_STATED PROBLEM_:
How many of the lines below contain the string "spring"? Reply with the number alone.

_Collected data entries_:
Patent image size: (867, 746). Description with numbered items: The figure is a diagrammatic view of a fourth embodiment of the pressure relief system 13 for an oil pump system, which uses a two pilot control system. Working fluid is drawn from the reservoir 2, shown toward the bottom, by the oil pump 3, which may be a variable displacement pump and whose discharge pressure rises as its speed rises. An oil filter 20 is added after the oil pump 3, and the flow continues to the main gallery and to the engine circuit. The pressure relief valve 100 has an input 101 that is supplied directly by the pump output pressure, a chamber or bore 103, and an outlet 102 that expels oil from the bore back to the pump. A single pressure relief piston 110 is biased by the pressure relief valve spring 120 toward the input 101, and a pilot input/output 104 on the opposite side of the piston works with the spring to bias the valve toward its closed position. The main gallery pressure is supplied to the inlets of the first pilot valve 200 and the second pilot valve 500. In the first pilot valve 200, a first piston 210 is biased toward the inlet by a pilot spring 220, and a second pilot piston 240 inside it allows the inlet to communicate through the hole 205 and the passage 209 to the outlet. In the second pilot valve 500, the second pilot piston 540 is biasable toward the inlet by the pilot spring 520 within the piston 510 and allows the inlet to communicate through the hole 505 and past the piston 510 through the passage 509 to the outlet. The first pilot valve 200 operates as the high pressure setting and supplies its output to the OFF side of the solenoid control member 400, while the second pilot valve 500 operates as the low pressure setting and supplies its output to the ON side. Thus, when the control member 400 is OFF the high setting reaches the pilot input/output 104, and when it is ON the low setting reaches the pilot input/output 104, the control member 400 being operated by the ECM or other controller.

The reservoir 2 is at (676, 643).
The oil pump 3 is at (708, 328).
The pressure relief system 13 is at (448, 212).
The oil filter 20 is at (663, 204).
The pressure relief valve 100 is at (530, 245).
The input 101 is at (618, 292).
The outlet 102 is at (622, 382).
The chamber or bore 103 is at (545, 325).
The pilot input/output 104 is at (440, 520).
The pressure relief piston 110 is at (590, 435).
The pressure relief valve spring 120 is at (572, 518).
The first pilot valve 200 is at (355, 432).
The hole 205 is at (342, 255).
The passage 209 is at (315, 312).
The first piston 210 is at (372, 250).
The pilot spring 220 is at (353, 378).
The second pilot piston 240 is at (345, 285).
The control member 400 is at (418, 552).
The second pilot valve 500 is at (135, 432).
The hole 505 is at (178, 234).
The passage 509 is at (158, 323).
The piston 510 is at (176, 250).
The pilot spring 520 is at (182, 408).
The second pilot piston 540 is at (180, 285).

_COMPLETE RESPONSE_:
4